Your goal:
Please reproduce the resource manager documentation word for word from "In Motr almost" up to and including "manager are delineated.".

Quoted text:
□ □ □

Resource manager maintains a number of interrelated data-structures in memory. Invariant checking functions, defined in this section assert internal consistency of these structures.
A resource is an entity in Motr for which a notion of ownership can be well-defined. See the HLD referenced below for more details.
In Motr almost everything is a resource, except for the low-level types that are used to implement the resource framework.
Resource management is split into two parts:
generic functionality, implemented by the code in rm/ directory and
resource type specific functionality.
These parts interact through the operation vectors (m0_rm_resource_ops, m0_rm_resource_type_ops and m0_rm_credit_ops) provided by a resource type and called by the generic code. Type specific code, in turn, calls generic entry-points described in the Resource type interface section.
In the documentation below, responsibilities of generic and type specific parts of the resource manager are delineated.
Overview
A resource (m0_rm_resource) is associated with various file system entities:
file meta-data. Credits to use this resource can be thought of as locks on file attributes that allow them to be cached or modified locally;
file data. Credits to use this resource are extents in the file plus access mode bits (read, write);
free storage space on a server (a "grant" in Lustre terminology). Credit to use this resource is a reservation of a given number of bytes;
quota;
many more, see the HLD for examples.
A resource owner (m0_rm_owner) represents a collection of credits to use a particular resource.
To use a resource, a user of the resource manager creates an incoming resource request (m0_rm_incoming), that describes a wanted usage credit (m0_rm_credit_get()). Sometimes the request can be fulfilled immediately, sometimes it requires changes in the credit ownership. In the latter case outgoing requests are directed to the remote resource owners (which typically means a network communication) to collect the wanted usage credit at the owner. When an outgoing request reaches its target remote domain, an incoming request is created and processed (which in turn might result in sending further outgoing requests). Eventually, a reply is received for the outgoing request. When incoming request processing is complete, it "pins" the wanted credit. This credit can be used until the incoming request structure is destroyed (m0_rm_credit_put()) and the pin is released.
See the documentation for individual resource management data-types and interfaces for more detailed description of their behaviour.
Terminology.
Various terms are used to described credit flow of the resources in a cluster.
Owners of credits for a particular resource are arranged in a cluster-wide hierarchy. This hierarchical arrangement depends on system structure (e.g., where devices are connected, how network topology looks like) and dynamic system behaviour (how accesses to a resource are distributed).
Originally, all credits on the resource belong to a single owner or a set of owners, residing on some well-known servers. Proxy servers request and cache credits from there. Lower level proxies and clients request credits in turn. According to the order in this hierarchy, one distinguishes "upward" and "downward" owners relative to a given one.
In a given ownership transfer operation, a downward owner is "debtor" and upward owner is "creditor". The credit being transferred is called a "loan" (note that this word is used only as a noun). When a credit is transferred from a creditor to a debtor, the latter "borrows" and the former "sub-lets" the loan. When a credit is transferred in the other direction, the creditor "revokes" and debtor "returns" the loan.
A debtor can voluntarily return a loan. This is called a "cancel" operation.
Concurrency control.

□ □ □

Raw data:

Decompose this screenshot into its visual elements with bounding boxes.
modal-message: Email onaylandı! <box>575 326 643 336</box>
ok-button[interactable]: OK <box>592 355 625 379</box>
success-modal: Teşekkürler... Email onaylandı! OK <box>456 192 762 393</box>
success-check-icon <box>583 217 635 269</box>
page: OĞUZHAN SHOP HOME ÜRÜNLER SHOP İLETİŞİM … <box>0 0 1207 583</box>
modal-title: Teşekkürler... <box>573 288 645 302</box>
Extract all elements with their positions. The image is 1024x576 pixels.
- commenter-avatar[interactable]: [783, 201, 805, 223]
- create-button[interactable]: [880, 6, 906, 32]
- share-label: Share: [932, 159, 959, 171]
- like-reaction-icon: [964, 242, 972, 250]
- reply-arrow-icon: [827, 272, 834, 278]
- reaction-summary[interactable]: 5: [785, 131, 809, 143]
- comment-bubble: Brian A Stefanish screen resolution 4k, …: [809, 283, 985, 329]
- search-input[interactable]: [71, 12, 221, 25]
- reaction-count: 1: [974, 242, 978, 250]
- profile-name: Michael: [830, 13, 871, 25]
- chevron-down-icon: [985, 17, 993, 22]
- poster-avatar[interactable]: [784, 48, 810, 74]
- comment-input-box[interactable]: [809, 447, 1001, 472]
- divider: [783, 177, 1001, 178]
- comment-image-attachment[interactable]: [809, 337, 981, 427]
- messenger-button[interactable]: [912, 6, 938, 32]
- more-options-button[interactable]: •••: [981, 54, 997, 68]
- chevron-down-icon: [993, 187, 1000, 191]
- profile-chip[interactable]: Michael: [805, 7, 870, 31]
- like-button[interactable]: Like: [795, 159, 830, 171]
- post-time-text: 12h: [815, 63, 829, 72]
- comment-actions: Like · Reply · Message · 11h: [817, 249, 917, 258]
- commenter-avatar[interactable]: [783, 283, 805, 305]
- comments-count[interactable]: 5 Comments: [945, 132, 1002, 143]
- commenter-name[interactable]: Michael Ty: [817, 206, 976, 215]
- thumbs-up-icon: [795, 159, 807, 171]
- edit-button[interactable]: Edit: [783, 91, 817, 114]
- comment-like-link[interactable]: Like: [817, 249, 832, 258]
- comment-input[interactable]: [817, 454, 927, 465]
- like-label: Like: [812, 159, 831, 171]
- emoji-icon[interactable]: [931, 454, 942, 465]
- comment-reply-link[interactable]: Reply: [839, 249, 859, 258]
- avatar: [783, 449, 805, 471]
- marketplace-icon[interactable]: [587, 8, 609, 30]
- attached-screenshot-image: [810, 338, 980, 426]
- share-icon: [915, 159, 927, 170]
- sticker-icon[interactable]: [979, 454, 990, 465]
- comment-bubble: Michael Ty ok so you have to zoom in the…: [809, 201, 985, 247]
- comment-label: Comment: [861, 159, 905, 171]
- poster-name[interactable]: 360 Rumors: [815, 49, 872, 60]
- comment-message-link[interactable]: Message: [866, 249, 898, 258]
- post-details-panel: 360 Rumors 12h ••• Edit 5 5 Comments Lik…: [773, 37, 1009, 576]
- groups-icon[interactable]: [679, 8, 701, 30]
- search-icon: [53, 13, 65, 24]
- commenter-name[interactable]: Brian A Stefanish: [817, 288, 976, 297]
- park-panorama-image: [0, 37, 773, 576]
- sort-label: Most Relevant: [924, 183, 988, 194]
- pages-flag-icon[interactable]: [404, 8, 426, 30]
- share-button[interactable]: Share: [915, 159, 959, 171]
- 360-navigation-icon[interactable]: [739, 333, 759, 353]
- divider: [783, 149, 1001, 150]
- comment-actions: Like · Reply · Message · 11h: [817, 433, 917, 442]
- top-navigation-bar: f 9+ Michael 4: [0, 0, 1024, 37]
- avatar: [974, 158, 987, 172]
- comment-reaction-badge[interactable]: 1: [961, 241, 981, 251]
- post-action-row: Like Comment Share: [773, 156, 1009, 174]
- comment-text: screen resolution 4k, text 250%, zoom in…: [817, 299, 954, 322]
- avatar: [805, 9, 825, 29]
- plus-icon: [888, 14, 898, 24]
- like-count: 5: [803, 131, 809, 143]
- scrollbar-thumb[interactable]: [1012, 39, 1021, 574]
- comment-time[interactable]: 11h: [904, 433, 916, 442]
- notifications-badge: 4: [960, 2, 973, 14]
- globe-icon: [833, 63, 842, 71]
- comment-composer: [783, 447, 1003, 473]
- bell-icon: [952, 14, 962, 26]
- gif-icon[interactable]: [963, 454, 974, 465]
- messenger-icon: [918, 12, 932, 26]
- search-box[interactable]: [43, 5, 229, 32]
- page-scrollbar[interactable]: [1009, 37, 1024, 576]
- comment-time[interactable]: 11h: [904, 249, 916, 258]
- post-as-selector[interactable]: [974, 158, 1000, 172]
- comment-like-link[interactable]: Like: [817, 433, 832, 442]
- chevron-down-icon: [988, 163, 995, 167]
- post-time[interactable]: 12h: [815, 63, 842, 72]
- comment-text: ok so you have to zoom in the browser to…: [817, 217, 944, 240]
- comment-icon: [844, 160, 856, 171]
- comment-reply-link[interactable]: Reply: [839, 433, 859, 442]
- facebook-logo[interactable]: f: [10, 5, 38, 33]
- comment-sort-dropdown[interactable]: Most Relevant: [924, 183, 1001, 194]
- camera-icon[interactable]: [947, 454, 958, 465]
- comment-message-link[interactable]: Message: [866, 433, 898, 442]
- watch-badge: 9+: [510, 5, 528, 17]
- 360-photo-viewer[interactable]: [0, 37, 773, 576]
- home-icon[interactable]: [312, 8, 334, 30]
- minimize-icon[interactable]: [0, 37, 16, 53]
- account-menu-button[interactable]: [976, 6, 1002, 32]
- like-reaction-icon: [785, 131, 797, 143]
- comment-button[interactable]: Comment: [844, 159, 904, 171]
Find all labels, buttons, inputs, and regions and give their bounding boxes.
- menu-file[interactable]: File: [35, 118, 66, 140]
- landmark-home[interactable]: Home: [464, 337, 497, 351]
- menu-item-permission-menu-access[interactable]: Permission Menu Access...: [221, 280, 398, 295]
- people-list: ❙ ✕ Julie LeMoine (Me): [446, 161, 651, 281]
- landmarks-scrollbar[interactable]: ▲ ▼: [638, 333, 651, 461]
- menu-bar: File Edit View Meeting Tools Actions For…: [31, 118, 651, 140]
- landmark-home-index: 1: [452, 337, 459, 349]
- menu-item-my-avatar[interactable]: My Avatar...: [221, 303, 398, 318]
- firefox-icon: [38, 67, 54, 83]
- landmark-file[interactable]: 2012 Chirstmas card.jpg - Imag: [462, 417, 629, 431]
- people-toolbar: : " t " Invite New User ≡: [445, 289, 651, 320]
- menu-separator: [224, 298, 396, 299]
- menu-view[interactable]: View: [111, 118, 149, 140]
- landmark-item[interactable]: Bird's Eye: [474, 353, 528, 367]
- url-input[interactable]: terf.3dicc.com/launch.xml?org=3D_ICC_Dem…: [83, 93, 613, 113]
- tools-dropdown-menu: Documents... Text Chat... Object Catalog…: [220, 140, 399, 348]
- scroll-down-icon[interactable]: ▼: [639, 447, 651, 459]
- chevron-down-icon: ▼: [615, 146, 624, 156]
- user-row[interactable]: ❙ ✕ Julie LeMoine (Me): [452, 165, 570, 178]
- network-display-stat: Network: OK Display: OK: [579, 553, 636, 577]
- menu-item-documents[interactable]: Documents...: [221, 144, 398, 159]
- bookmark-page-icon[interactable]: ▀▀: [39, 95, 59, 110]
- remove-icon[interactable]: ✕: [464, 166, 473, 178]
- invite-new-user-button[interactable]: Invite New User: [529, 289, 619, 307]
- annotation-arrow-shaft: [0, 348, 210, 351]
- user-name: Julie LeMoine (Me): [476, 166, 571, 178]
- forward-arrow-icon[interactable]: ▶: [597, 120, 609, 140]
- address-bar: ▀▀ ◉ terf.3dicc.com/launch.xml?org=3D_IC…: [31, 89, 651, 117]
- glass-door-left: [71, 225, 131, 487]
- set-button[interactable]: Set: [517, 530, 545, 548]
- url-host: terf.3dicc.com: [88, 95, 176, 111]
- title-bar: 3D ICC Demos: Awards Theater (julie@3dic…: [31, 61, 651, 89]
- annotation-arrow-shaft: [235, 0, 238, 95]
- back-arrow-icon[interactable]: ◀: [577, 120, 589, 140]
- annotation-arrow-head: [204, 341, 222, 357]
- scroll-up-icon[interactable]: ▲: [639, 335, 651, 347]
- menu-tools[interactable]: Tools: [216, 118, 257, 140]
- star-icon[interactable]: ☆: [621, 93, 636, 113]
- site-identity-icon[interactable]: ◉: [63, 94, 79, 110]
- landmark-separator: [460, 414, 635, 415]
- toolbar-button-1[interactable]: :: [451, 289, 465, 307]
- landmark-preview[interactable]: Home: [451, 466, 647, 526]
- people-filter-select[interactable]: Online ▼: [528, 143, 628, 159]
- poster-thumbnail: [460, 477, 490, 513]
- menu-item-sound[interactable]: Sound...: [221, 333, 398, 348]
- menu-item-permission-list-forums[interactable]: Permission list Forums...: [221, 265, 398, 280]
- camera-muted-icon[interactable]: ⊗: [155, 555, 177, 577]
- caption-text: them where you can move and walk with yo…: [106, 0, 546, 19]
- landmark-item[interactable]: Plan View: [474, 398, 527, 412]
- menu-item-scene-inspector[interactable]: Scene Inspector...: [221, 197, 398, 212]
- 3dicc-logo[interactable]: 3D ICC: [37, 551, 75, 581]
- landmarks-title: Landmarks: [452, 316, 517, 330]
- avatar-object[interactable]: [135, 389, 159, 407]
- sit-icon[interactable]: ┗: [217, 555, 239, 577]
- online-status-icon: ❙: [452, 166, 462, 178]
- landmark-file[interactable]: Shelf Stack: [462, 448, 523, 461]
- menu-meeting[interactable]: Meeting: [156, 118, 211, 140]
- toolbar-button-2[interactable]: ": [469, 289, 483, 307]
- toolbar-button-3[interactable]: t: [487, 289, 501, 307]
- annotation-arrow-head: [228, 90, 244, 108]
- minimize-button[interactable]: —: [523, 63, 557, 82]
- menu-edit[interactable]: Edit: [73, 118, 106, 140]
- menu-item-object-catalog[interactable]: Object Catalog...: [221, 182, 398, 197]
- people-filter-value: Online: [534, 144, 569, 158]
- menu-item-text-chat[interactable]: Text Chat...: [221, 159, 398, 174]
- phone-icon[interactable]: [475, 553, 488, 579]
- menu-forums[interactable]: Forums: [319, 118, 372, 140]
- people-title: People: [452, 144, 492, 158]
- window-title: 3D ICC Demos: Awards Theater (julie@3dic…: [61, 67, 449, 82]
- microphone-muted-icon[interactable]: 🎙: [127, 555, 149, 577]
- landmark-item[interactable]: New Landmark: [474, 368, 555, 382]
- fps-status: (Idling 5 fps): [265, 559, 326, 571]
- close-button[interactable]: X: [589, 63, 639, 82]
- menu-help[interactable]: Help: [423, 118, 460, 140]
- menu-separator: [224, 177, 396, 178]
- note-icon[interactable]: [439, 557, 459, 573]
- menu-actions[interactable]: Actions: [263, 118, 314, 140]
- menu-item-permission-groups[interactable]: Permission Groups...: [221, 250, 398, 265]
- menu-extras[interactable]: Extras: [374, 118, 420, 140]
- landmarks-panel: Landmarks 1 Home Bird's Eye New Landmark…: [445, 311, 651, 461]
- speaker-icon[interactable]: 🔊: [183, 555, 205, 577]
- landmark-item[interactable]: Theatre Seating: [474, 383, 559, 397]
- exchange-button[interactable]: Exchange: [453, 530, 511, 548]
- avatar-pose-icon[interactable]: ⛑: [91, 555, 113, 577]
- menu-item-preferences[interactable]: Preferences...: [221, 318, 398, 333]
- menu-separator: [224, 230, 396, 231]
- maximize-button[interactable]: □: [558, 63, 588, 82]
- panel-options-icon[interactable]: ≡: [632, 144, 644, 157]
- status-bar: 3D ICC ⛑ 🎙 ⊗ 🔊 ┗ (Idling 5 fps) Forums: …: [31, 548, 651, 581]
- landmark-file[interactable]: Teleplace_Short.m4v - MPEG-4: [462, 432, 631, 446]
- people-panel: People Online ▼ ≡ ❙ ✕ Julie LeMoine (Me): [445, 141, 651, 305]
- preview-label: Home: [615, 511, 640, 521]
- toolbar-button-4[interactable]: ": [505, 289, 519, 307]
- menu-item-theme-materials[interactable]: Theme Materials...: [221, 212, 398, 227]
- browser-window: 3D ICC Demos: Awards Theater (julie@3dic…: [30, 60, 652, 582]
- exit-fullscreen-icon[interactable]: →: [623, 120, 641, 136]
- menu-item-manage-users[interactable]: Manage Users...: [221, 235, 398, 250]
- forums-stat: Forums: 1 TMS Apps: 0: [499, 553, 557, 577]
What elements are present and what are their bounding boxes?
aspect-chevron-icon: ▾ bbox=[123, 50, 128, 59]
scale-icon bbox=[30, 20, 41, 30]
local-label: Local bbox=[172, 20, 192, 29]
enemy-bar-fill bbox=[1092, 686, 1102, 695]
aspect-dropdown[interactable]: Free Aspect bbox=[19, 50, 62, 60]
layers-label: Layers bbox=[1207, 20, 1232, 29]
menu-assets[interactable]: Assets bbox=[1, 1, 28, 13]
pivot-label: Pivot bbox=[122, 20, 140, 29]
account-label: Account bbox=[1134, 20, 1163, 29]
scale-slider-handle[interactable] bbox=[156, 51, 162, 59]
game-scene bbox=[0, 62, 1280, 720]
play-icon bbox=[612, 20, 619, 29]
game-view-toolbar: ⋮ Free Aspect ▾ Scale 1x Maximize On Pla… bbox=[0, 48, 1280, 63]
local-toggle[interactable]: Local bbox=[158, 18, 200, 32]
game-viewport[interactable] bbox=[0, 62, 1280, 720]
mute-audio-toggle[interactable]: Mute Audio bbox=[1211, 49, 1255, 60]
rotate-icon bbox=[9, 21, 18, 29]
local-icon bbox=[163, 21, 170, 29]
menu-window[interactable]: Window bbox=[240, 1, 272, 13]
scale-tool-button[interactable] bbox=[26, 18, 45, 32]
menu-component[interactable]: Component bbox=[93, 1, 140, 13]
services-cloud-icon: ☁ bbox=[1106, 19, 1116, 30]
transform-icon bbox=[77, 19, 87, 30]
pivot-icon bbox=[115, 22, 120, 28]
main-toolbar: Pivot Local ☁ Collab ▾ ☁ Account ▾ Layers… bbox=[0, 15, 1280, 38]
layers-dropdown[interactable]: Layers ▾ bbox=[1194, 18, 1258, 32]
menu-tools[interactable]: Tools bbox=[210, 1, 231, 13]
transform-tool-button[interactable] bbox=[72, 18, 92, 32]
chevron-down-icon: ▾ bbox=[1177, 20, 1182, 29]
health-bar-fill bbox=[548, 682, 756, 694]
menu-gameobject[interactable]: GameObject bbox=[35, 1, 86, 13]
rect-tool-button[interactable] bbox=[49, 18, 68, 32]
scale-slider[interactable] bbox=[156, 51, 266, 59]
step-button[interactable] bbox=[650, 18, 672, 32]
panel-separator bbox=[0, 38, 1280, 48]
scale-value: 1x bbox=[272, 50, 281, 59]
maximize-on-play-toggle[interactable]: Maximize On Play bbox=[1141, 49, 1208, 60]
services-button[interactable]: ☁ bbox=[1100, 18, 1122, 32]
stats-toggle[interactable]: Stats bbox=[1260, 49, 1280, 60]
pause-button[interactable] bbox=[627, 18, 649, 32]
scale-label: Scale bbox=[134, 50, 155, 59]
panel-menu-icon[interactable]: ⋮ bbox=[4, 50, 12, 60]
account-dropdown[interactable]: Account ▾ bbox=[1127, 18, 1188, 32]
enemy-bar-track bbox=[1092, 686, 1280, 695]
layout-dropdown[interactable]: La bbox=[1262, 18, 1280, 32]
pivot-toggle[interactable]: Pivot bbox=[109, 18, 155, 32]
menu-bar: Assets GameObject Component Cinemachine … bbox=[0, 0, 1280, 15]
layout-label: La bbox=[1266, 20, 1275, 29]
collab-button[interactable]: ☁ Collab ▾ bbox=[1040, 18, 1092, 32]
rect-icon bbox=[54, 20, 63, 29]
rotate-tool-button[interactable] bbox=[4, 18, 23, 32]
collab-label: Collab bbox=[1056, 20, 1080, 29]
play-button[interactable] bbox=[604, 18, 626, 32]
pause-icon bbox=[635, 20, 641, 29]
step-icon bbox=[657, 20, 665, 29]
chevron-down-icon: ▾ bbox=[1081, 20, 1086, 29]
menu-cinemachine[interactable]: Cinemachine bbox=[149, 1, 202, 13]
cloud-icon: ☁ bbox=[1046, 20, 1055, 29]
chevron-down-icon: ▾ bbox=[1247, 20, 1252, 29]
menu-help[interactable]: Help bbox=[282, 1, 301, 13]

□ □ □

Final answer:
In Motr almost everything is a resource, except for the low-level types that are used to implement the resource framework.
Resource management is split into two parts:
generic functionality, implemented by the code in rm/ directory and
resource type specific functionality.
These parts interact through the operation vectors (m0_rm_resource_ops, m0_rm_resource_type_ops and m0_rm_credit_ops) provided by a resource type and called by the generic code. Type specific code, in turn, calls generic entry-points described in the Resource type interface section.
In the documentation below, responsibilities of generic and type specific parts of the resource manager are delineated.